» GIVEN EXERCISE
Copy each line that has the string "redacted" somewhere in it.

» STORED DATA
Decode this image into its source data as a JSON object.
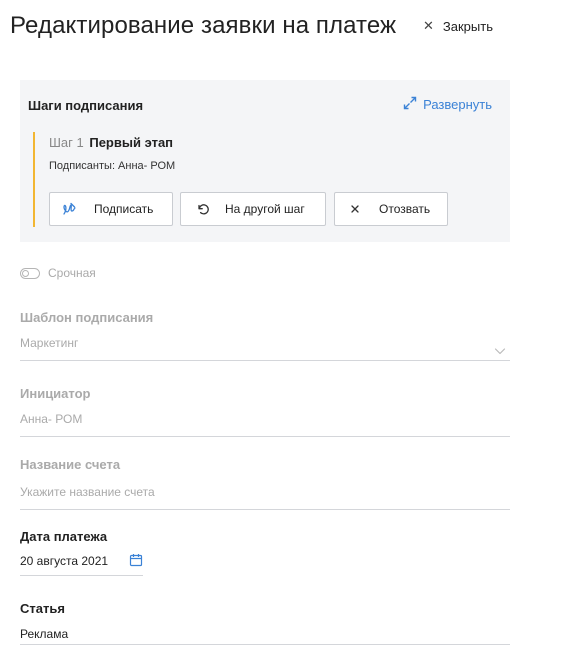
{
  "header": {
    "title": "Редактирование заявки на платеж",
    "close_label": "Закрыть"
  },
  "signing": {
    "title": "Шаги подписания",
    "expand_label": "Развернуть",
    "step_prefix": "Шаг 1",
    "step_name": "Первый этап",
    "signers": "Подписанты: Анна- РОМ",
    "buttons": {
      "sign": "Подписать",
      "other_step": "На другой шаг",
      "revoke": "Отозвать"
    },
    "accent_color": "#f2b632"
  },
  "urgent": {
    "label": "Срочная",
    "checked": false
  },
  "template": {
    "label": "Шаблон подписания",
    "value": "Маркетинг"
  },
  "initiator": {
    "label": "Инициатор",
    "value": "Анна- РОМ"
  },
  "invoice": {
    "label": "Название счета",
    "placeholder": "Укажите название счета"
  },
  "payment_date": {
    "label": "Дата платежа",
    "value": "20 августа 2021"
  },
  "article": {
    "label": "Статья",
    "value": "Реклама"
  }
}
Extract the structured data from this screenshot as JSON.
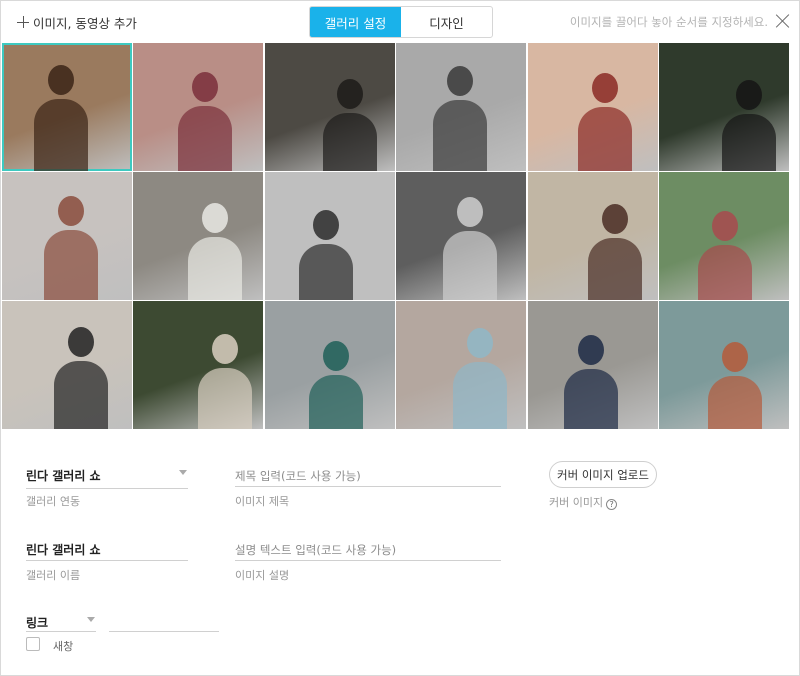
{
  "toolbar": {
    "add_label": "이미지, 동영상 추가",
    "hint": "이미지를 끌어다 놓아 순서를 지정하세요."
  },
  "tabs": [
    {
      "label": "갤러리 설정",
      "active": true
    },
    {
      "label": "디자인",
      "active": false
    }
  ],
  "photos": [
    {
      "desc": "woman with curly hair",
      "bg": "#9a7a5e",
      "accent": "#3b2416",
      "selected": true
    },
    {
      "desc": "woman in patterned sweater",
      "bg": "#b98e86",
      "accent": "#7a2f3b",
      "selected": false
    },
    {
      "desc": "woman with sunglasses",
      "bg": "#4d4a44",
      "accent": "#1d1b19",
      "selected": false
    },
    {
      "desc": "group in city bw",
      "bg": "#a9a9a9",
      "accent": "#3a3a3a",
      "selected": false
    },
    {
      "desc": "woman in red jacket",
      "bg": "#d8b7a2",
      "accent": "#8b2a25",
      "selected": false
    },
    {
      "desc": "woman in dark tank top",
      "bg": "#2f3a2c",
      "accent": "#151515",
      "selected": false
    },
    {
      "desc": "fashion runway",
      "bg": "#c7c2bf",
      "accent": "#8a4c3c",
      "selected": false
    },
    {
      "desc": "woman by old door",
      "bg": "#8d8982",
      "accent": "#e9e9e4",
      "selected": false
    },
    {
      "desc": "woman in field bw",
      "bg": "#bfbfbf",
      "accent": "#2c2c2c",
      "selected": false
    },
    {
      "desc": "woman sitting bw",
      "bg": "#5e5e5e",
      "accent": "#cfcfcf",
      "selected": false
    },
    {
      "desc": "woman against wall",
      "bg": "#c1b6a4",
      "accent": "#4a2d25",
      "selected": false
    },
    {
      "desc": "woman in big hat",
      "bg": "#6d8d63",
      "accent": "#a84a4d",
      "selected": false
    },
    {
      "desc": "woman in alley",
      "bg": "#c9c3bb",
      "accent": "#222222",
      "selected": false
    },
    {
      "desc": "woman in garden",
      "bg": "#3d4a32",
      "accent": "#d9cfc1",
      "selected": false
    },
    {
      "desc": "woman on street",
      "bg": "#9aa0a2",
      "accent": "#1f5f58",
      "selected": false
    },
    {
      "desc": "woman in turtleneck",
      "bg": "#b4a79f",
      "accent": "#8fb7c7",
      "selected": false
    },
    {
      "desc": "woman on steps",
      "bg": "#9a9893",
      "accent": "#1d2a45",
      "selected": false
    },
    {
      "desc": "woman with braids",
      "bg": "#7d9a9a",
      "accent": "#b55a3a",
      "selected": false
    }
  ],
  "form": {
    "gallery_link": {
      "value": "린다 갤러리 쇼",
      "label": "갤러리 연동"
    },
    "title": {
      "placeholder": "제목 입력(코드 사용 가능)",
      "label": "이미지 제목"
    },
    "cover": {
      "button": "커버 이미지 업로드",
      "label": "커버 이미지"
    },
    "gallery_name": {
      "value": "린다 갤러리 쇼",
      "label": "갤러리 이름"
    },
    "description": {
      "placeholder": "설명 텍스트 입력(코드 사용 가능)",
      "label": "이미지 설명"
    },
    "link": {
      "value": "링크",
      "url": ""
    },
    "new_window": {
      "label": "새창",
      "checked": false
    }
  }
}
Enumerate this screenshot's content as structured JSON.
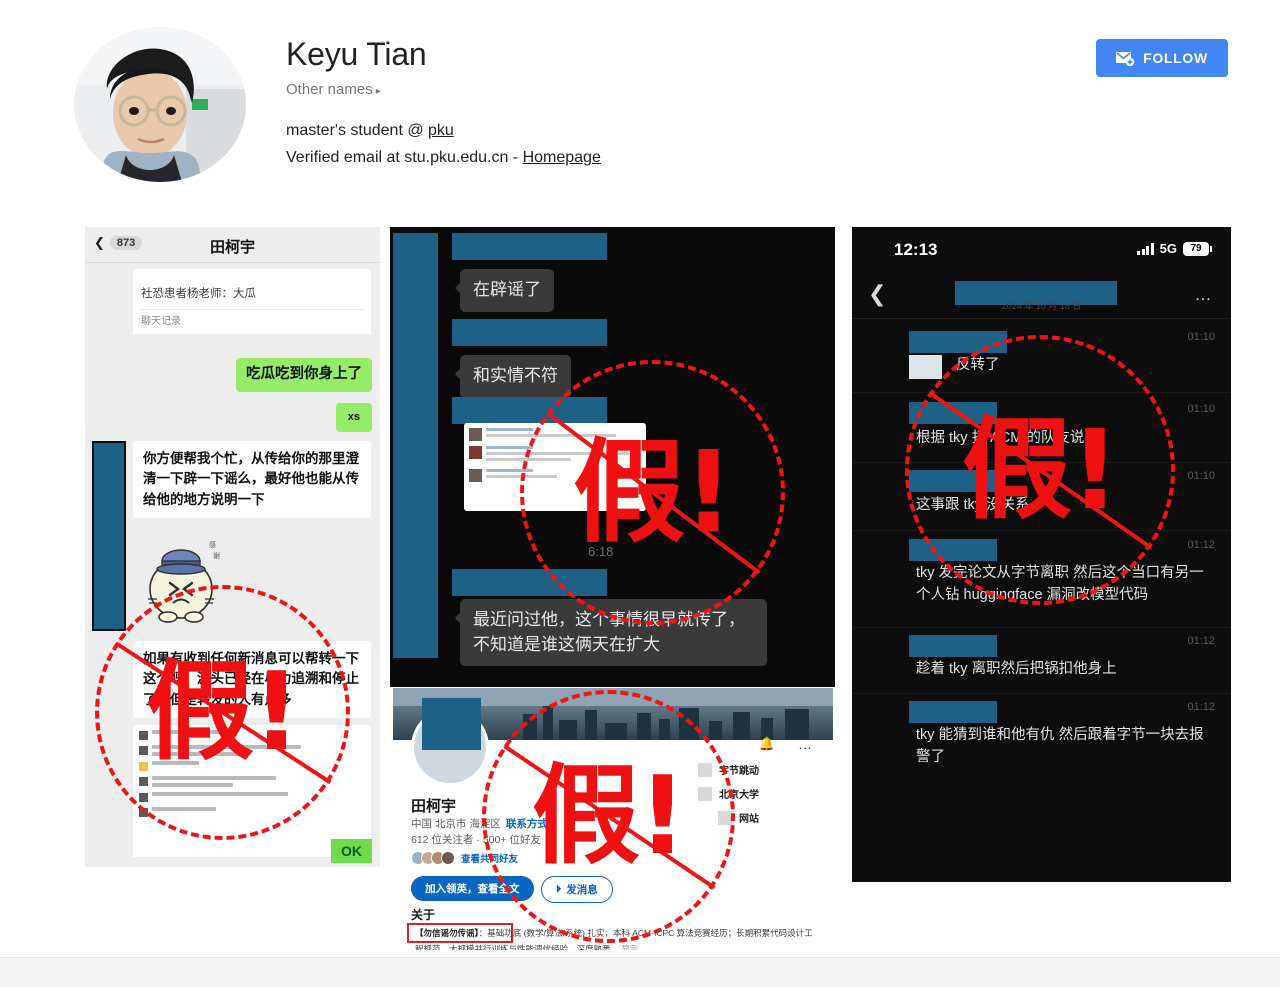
{
  "profile": {
    "name": "Keyu Tian",
    "other_names_label": "Other names",
    "other_names_caret": "▸",
    "affiliation_prefix": "master's student @ ",
    "affiliation_link": "pku",
    "email_text": "Verified email at stu.pku.edu.cn - ",
    "homepage_link": "Homepage",
    "follow_label": "FOLLOW",
    "follow_icon": "mail-add-icon",
    "follow_color": "#4285f4"
  },
  "stamps": {
    "glyph": "假!",
    "color": "#ef1111",
    "names": [
      "fake-stamp-left",
      "fake-stamp-middle",
      "fake-stamp-right",
      "fake-stamp-bottom"
    ]
  },
  "wechat_panel": {
    "back_icon": "chevron-left-icon",
    "unread_count": "873",
    "title": "田柯宇",
    "quote_card": {
      "clipped_line": "社恐患者杨老师：大瓜",
      "footer": "聊天记录"
    },
    "messages": [
      {
        "id": "wx-msg1",
        "side": "right",
        "text": "吃瓜吃到你身上了"
      },
      {
        "id": "wx-msg2",
        "side": "right",
        "text": "xs"
      },
      {
        "id": "wx-bubble-white1",
        "side": "left",
        "text": "你方便帮我个忙，从传给你的那里澄清一下辟一下谣么，最好他也能从传给他的地方说明一下"
      },
      {
        "id": "wx-bubble-white2",
        "side": "left",
        "text": "如果有收到任何新消息可以帮转一下这个吗，源头已经在尽力追溯和停止了，但是转发的人有点多"
      }
    ],
    "sticker_name": "cat-sticker",
    "ok_reaction": "OK"
  },
  "dark_panel": {
    "avatar_name": "redacted-avatar",
    "bubbles": [
      {
        "text": "在辟谣了"
      },
      {
        "text": "和实情不符"
      },
      {
        "text": "最近问过他，这个事情很早就传了，不知道是谁这俩天在扩大"
      }
    ],
    "timestamp": "6:18",
    "embedded_card_name": "forwarded-chat-card"
  },
  "right_panel": {
    "status_bar": {
      "time": "12:13",
      "signal_icon": "cellular-bars-icon",
      "network": "5G",
      "battery": "79"
    },
    "nav": {
      "back_icon": "chevron-left-icon",
      "title_redacted": "redacted-contact-name",
      "date_label": "2024 年 10 月 18 日",
      "more_icon": "ellipsis-icon"
    },
    "messages": [
      {
        "time": "01:10",
        "text": "反转了",
        "has_thumb": true
      },
      {
        "time": "01:10",
        "text": "根据 tky 打 ACM 的队友说",
        "has_thumb": false
      },
      {
        "time": "01:10",
        "text": "这事跟 tky 没关系",
        "has_thumb": false
      },
      {
        "time": "01:12",
        "text": "tky 发完论文从字节离职 然后这个当口有另一个人钻 huggingface 漏洞改模型代码",
        "has_thumb": false
      },
      {
        "time": "01:12",
        "text": "趁着 tky 离职然后把锅扣他身上",
        "has_thumb": false
      },
      {
        "time": "01:12",
        "text": "tky 能猜到谁和他有仇 然后跟着字节一块去报警了",
        "has_thumb": false
      }
    ]
  },
  "linkedin_panel": {
    "cover_name": "city-skyline-cover",
    "avatar_name": "redacted-profile-photo",
    "bell_icon": "bell-icon",
    "more_icon": "ellipsis-icon",
    "name": "田柯宇",
    "location": "中国 北京市 海淀区",
    "contact_link": "联系方式",
    "stats": "612 位关注者 · 500+ 位好友",
    "mutual_label": "查看共同好友",
    "primary_button": "加入领英，查看全文",
    "secondary_button": "发消息",
    "secondary_icon": "send-icon",
    "organizations": [
      {
        "name": "字节跳动",
        "logo": "bytedance-logo"
      },
      {
        "name": "北京大学",
        "logo": "pku-logo"
      },
      {
        "name": "网站",
        "logo": "website-icon"
      }
    ],
    "about_title": "关于",
    "about_highlight": "【勿信谣勿传谣】",
    "about_text": "：基础功底 (数学/算法/系统) 扎实，本科 ACM-ICPC 算法竞赛经历；长期积累代码设计工程规范、大规模并行训练与性能调优经验，深度熟悉…",
    "about_more": "显示"
  }
}
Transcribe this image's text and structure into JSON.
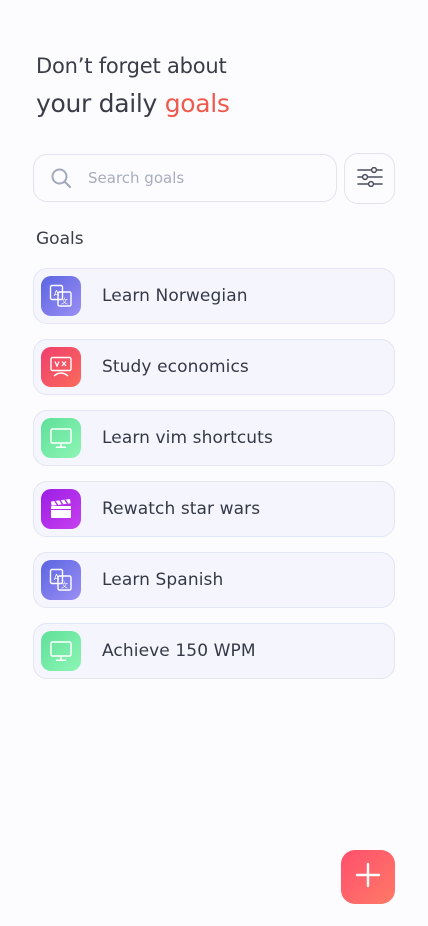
{
  "header": {
    "line1": "Don’t forget about",
    "line2_prefix": "your daily ",
    "line2_accent": "goals",
    "accent_color": "#ef5a4e"
  },
  "search": {
    "placeholder": "Search goals",
    "value": "",
    "icon": "search-icon"
  },
  "filter": {
    "icon": "sliders-icon"
  },
  "goals_section": {
    "title": "Goals",
    "items": [
      {
        "label": "Learn Norwegian",
        "icon": "translate-icon",
        "gradient": [
          "#5a65e0",
          "#9c8ff5"
        ]
      },
      {
        "label": "Study economics",
        "icon": "presentation-icon",
        "gradient": [
          "#ef3f6e",
          "#fb6a5a"
        ]
      },
      {
        "label": "Learn vim shortcuts",
        "icon": "monitor-icon",
        "gradient": [
          "#5fe09a",
          "#8df5b4"
        ]
      },
      {
        "label": "Rewatch star wars",
        "icon": "clapperboard-icon",
        "gradient": [
          "#9b1ee4",
          "#c840f0"
        ]
      },
      {
        "label": "Learn Spanish",
        "icon": "translate-icon",
        "gradient": [
          "#5a65e0",
          "#9c8ff5"
        ]
      },
      {
        "label": "Achieve 150 WPM",
        "icon": "monitor-icon",
        "gradient": [
          "#5fe09a",
          "#8df5b4"
        ]
      }
    ]
  },
  "fab": {
    "icon": "plus-icon",
    "gradient": [
      "#ff4f6d",
      "#ff7a66"
    ]
  }
}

» TASK ANSWER
    "avatar_name": "redacted-avatar",
      "title_redacted": "redacted-contact-name",
    "avatar_name": "redacted-profile-photo",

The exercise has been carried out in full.